### Exercise materials ###

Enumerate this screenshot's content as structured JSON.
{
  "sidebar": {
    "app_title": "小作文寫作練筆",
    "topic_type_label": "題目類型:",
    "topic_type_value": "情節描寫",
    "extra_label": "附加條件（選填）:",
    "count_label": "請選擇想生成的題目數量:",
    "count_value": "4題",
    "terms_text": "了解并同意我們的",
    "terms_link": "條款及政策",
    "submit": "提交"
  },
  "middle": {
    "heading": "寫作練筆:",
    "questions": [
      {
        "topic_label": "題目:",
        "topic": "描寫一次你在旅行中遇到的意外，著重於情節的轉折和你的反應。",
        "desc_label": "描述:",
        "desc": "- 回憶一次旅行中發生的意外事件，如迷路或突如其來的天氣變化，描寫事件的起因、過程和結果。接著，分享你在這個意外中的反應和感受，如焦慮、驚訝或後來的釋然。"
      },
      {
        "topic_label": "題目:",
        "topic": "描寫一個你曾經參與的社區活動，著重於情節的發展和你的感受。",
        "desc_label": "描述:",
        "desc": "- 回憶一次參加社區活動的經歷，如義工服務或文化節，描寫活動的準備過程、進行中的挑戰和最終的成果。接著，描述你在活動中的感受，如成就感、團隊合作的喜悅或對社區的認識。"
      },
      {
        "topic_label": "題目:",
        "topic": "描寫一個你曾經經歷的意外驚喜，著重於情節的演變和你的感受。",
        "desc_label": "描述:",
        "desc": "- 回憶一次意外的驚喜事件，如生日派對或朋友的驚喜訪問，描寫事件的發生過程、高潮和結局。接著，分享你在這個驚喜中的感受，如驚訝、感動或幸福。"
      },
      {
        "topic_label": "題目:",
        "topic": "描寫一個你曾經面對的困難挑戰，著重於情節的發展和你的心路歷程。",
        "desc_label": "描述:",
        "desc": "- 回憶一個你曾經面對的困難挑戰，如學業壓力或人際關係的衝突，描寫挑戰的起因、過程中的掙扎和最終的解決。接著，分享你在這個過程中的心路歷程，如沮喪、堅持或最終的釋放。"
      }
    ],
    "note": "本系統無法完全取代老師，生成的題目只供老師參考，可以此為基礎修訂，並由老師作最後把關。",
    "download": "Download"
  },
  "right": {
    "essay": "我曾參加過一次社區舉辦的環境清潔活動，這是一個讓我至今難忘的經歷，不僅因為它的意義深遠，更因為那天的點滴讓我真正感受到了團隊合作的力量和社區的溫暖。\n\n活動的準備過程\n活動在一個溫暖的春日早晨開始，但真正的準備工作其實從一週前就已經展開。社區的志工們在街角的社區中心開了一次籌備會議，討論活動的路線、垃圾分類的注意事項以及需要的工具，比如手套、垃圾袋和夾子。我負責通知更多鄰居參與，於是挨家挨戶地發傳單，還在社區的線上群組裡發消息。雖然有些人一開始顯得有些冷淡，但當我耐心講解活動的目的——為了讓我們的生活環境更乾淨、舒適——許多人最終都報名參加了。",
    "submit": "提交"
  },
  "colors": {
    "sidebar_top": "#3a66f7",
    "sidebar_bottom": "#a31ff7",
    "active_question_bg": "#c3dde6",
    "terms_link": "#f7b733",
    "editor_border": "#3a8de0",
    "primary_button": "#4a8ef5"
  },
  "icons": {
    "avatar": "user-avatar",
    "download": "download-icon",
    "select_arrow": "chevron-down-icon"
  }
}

###

Exercise: Write out all the lines again, exactly as they are.

Answer:
Enumerate this screenshot's content as structured JSON.
{
  "sidebar": {
    "app_title": "小作文寫作練筆",
    "topic_type_label": "題目類型:",
    "topic_type_value": "情節描寫",
    "extra_label": "附加條件（選填）:",
    "count_label": "請選擇想生成的題目數量:",
    "count_value": "4題",
    "terms_text": "了解并同意我們的",
    "terms_link": "條款及政策",
    "submit": "提交"
  },
  "middle": {
    "heading": "寫作練筆:",
    "questions": [
      {
        "topic_label": "題目:",
        "topic": "描寫一次你在旅行中遇到的意外，著重於情節的轉折和你的反應。",
        "desc_label": "描述:",
        "desc": "- 回憶一次旅行中發生的意外事件，如迷路或突如其來的天氣變化，描寫事件的起因、過程和結果。接著，分享你在這個意外中的反應和感受，如焦慮、驚訝或後來的釋然。"
      },
      {
        "topic_label": "題目:",
        "topic": "描寫一個你曾經參與的社區活動，著重於情節的發展和你的感受。",
        "desc_label": "描述:",
        "desc": "- 回憶一次參加社區活動的經歷，如義工服務或文化節，描寫活動的準備過程、進行中的挑戰和最終的成果。接著，描述你在活動中的感受，如成就感、團隊合作的喜悅或對社區的認識。"
      },
      {
        "topic_label": "題目:",
        "topic": "描寫一個你曾經經歷的意外驚喜，著重於情節的演變和你的感受。",
        "desc_label": "描述:",
        "desc": "- 回憶一次意外的驚喜事件，如生日派對或朋友的驚喜訪問，描寫事件的發生過程、高潮和結局。接著，分享你在這個驚喜中的感受，如驚訝、感動或幸福。"
      },
      {
        "topic_label": "題目:",
        "topic": "描寫一個你曾經面對的困難挑戰，著重於情節的發展和你的心路歷程。",
        "desc_label": "描述:",
        "desc": "- 回憶一個你曾經面對的困難挑戰，如學業壓力或人際關係的衝突，描寫挑戰的起因、過程中的掙扎和最終的解決。接著，分享你在這個過程中的心路歷程，如沮喪、堅持或最終的釋放。"
      }
    ],
    "note": "本系統無法完全取代老師，生成的題目只供老師參考，可以此為基礎修訂，並由老師作最後把關。",
    "download": "Download"
  },
  "right": {
    "essay": "我曾參加過一次社區舉辦的環境清潔活動，這是一個讓我至今難忘的經歷，不僅因為它的意義深遠，更因為那天的點滴讓我真正感受到了團隊合作的力量和社區的溫暖。\n\n活動的準備過程\n活動在一個溫暖的春日早晨開始，但真正的準備工作其實從一週前就已經展開。社區的志工們在街角的社區中心開了一次籌備會議，討論活動的路線、垃圾分類的注意事項以及需要的工具，比如手套、垃圾袋和夾子。我負責通知更多鄰居參與，於是挨家挨戶地發傳單，還在社區的線上群組裡發消息。雖然有些人一開始顯得有些冷淡，但當我耐心講解活動的目的——為了讓我們的生活環境更乾淨、舒適——許多人最終都報名參加了。",
    "submit": "提交"
  },
  "colors": {
    "sidebar_top": "#3a66f7",
    "sidebar_bottom": "#a31ff7",
    "active_question_bg": "#c3dde6",
    "terms_link": "#f7b733",
    "editor_border": "#3a8de0",
    "primary_button": "#4a8ef5"
  },
  "icons": {
    "avatar": "user-avatar",
    "download": "download-icon",
    "select_arrow": "chevron-down-icon"
  }
}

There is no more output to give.